* **Task directions**
Reproduce every line of the records below word for word, with nothing added or changed.

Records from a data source
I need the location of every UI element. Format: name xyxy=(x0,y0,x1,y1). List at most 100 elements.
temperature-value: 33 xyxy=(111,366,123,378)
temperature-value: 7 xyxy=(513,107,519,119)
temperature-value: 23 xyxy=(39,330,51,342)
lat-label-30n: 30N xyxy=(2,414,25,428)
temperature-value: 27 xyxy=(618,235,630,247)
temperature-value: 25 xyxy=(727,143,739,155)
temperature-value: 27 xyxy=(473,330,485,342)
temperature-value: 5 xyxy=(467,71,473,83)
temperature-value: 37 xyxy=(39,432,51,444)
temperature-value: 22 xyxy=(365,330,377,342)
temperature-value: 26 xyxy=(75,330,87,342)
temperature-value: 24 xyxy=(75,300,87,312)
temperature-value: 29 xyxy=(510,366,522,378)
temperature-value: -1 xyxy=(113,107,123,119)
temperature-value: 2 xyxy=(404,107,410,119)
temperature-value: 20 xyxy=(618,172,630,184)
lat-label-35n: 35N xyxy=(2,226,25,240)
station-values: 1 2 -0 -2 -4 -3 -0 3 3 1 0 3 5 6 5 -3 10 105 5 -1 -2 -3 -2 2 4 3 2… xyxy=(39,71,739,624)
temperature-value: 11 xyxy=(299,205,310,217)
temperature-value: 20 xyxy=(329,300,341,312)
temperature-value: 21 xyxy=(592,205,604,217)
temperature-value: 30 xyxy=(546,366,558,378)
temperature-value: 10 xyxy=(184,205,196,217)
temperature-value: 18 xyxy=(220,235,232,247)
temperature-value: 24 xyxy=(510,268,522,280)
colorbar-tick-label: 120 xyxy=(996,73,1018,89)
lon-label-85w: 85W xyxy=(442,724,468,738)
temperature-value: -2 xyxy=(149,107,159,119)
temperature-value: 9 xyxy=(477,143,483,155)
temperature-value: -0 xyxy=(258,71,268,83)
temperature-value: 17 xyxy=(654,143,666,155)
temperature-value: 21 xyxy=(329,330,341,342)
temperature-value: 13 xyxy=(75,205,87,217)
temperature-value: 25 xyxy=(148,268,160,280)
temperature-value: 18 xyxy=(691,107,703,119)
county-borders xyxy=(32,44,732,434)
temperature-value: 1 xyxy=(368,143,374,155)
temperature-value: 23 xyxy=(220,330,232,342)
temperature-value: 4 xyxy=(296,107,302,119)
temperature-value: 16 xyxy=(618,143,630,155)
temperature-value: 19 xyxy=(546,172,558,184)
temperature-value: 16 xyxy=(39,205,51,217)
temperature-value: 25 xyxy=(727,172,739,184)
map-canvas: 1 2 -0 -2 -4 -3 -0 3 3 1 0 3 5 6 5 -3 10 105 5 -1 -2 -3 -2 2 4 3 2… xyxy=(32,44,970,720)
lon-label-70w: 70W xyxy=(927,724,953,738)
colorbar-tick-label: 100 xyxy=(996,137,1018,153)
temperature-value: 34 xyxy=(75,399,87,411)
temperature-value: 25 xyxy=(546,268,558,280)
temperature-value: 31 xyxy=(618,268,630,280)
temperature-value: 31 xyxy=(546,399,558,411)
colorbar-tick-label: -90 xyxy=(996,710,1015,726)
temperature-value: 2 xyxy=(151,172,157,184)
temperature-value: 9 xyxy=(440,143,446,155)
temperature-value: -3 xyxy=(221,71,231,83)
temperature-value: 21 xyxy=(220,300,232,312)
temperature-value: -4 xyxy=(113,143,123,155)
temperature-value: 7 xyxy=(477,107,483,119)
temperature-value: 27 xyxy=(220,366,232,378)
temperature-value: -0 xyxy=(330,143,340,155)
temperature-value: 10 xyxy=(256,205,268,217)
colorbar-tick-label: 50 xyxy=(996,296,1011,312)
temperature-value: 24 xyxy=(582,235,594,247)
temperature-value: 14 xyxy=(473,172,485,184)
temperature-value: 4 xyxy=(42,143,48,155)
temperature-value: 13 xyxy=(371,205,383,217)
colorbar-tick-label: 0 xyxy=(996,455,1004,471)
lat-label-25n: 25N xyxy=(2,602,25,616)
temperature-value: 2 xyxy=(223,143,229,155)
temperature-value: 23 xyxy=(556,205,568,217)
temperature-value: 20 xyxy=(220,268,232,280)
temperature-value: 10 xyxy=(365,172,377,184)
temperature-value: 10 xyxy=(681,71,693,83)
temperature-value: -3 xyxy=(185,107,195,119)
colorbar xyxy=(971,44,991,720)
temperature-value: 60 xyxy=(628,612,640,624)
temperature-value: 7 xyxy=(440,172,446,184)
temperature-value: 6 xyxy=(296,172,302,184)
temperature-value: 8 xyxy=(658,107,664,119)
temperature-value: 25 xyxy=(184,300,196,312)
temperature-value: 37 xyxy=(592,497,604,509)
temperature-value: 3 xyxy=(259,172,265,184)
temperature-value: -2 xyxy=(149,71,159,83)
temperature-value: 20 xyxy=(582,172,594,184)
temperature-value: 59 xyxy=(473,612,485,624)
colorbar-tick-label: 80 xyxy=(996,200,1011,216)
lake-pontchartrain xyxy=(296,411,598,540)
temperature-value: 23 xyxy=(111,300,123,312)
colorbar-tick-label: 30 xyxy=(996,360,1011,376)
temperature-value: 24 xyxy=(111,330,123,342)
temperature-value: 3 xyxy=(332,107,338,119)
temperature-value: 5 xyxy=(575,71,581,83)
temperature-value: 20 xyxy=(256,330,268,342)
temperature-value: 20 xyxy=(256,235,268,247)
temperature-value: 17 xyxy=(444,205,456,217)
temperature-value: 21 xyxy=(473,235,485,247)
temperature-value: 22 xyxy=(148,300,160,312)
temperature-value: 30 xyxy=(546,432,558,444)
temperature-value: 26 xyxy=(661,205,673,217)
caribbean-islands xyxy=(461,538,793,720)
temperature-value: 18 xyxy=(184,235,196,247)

* **Result of this task**
I need the location of every UI element. Format: name xyxy=(x0,y0,x1,y1). List at most 100 elements.
temperature-value: 33 xyxy=(111,366,123,378)
temperature-value: 7 xyxy=(513,107,519,119)
temperature-value: 23 xyxy=(39,330,51,342)
lat-label-30n: 30N xyxy=(2,414,25,428)
temperature-value: 27 xyxy=(618,235,630,247)
temperature-value: 25 xyxy=(727,143,739,155)
temperature-value: 27 xyxy=(473,330,485,342)
temperature-value: 5 xyxy=(467,71,473,83)
temperature-value: 37 xyxy=(39,432,51,444)
temperature-value: 22 xyxy=(365,330,377,342)
temperature-value: 26 xyxy=(75,330,87,342)
temperature-value: 24 xyxy=(75,300,87,312)
temperature-value: 29 xyxy=(510,366,522,378)
temperature-value: -1 xyxy=(113,107,123,119)
temperature-value: 2 xyxy=(404,107,410,119)
temperature-value: 20 xyxy=(618,172,630,184)
lat-label-35n: 35N xyxy=(2,226,25,240)
station-values: 1 2 -0 -2 -4 -3 -0 3 3 1 0 3 5 6 5 -3 10 105 5 -1 -2 -3 -2 2 4 3 2… xyxy=(39,71,739,624)
temperature-value: 11 xyxy=(299,205,310,217)
temperature-value: 20 xyxy=(329,300,341,312)
temperature-value: 21 xyxy=(592,205,604,217)
temperature-value: 30 xyxy=(546,366,558,378)
temperature-value: 10 xyxy=(184,205,196,217)
temperature-value: 18 xyxy=(220,235,232,247)
temperature-value: 24 xyxy=(510,268,522,280)
colorbar-tick-label: 120 xyxy=(996,73,1018,89)
lon-label-85w: 85W xyxy=(442,724,468,738)
temperature-value: -2 xyxy=(149,107,159,119)
temperature-value: 9 xyxy=(477,143,483,155)
temperature-value: -0 xyxy=(258,71,268,83)
temperature-value: 17 xyxy=(654,143,666,155)
temperature-value: 21 xyxy=(329,330,341,342)
temperature-value: 13 xyxy=(75,205,87,217)
temperature-value: 25 xyxy=(148,268,160,280)
temperature-value: 18 xyxy=(691,107,703,119)
county-borders xyxy=(32,44,732,434)
temperature-value: 1 xyxy=(368,143,374,155)
temperature-value: 23 xyxy=(220,330,232,342)
temperature-value: 4 xyxy=(296,107,302,119)
temperature-value: 16 xyxy=(618,143,630,155)
temperature-value: 19 xyxy=(546,172,558,184)
temperature-value: 16 xyxy=(39,205,51,217)
temperature-value: 25 xyxy=(727,172,739,184)
map-canvas: 1 2 -0 -2 -4 -3 -0 3 3 1 0 3 5 6 5 -3 10 105 5 -1 -2 -3 -2 2 4 3 2… xyxy=(32,44,970,720)
lon-label-70w: 70W xyxy=(927,724,953,738)
colorbar-tick-label: 100 xyxy=(996,137,1018,153)
temperature-value: 34 xyxy=(75,399,87,411)
temperature-value: 25 xyxy=(546,268,558,280)
temperature-value: 31 xyxy=(618,268,630,280)
temperature-value: 31 xyxy=(546,399,558,411)
colorbar-tick-label: -90 xyxy=(996,710,1015,726)
temperature-value: 2 xyxy=(151,172,157,184)
temperature-value: 9 xyxy=(440,143,446,155)
temperature-value: -3 xyxy=(221,71,231,83)
temperature-value: 21 xyxy=(220,300,232,312)
temperature-value: -4 xyxy=(113,143,123,155)
temperature-value: 7 xyxy=(477,107,483,119)
temperature-value: 27 xyxy=(220,366,232,378)
temperature-value: -0 xyxy=(330,143,340,155)
temperature-value: 10 xyxy=(256,205,268,217)
colorbar-tick-label: 50 xyxy=(996,296,1011,312)
temperature-value: 24 xyxy=(582,235,594,247)
temperature-value: 14 xyxy=(473,172,485,184)
temperature-value: 4 xyxy=(42,143,48,155)
temperature-value: 13 xyxy=(371,205,383,217)
colorbar-tick-label: 0 xyxy=(996,455,1004,471)
lat-label-25n: 25N xyxy=(2,602,25,616)
temperature-value: 2 xyxy=(223,143,229,155)
temperature-value: 23 xyxy=(556,205,568,217)
temperature-value: 20 xyxy=(220,268,232,280)
temperature-value: 10 xyxy=(365,172,377,184)
temperature-value: 10 xyxy=(681,71,693,83)
temperature-value: -3 xyxy=(185,107,195,119)
colorbar xyxy=(971,44,991,720)
temperature-value: 60 xyxy=(628,612,640,624)
temperature-value: 7 xyxy=(440,172,446,184)
temperature-value: 6 xyxy=(296,172,302,184)
temperature-value: 8 xyxy=(658,107,664,119)
temperature-value: 25 xyxy=(184,300,196,312)
temperature-value: 37 xyxy=(592,497,604,509)
temperature-value: 3 xyxy=(259,172,265,184)
temperature-value: -2 xyxy=(149,71,159,83)
temperature-value: 20 xyxy=(582,172,594,184)
temperature-value: 59 xyxy=(473,612,485,624)
colorbar-tick-label: 80 xyxy=(996,200,1011,216)
lake-pontchartrain xyxy=(296,411,598,540)
temperature-value: 23 xyxy=(111,300,123,312)
colorbar-tick-label: 30 xyxy=(996,360,1011,376)
temperature-value: 24 xyxy=(111,330,123,342)
temperature-value: 3 xyxy=(332,107,338,119)
temperature-value: 5 xyxy=(575,71,581,83)
temperature-value: 20 xyxy=(256,330,268,342)
temperature-value: 20 xyxy=(256,235,268,247)
temperature-value: 17 xyxy=(444,205,456,217)
temperature-value: 21 xyxy=(473,235,485,247)
temperature-value: 22 xyxy=(148,300,160,312)
temperature-value: 30 xyxy=(546,432,558,444)
temperature-value: 26 xyxy=(661,205,673,217)
caribbean-islands xyxy=(461,538,793,720)
temperature-value: 18 xyxy=(184,235,196,247)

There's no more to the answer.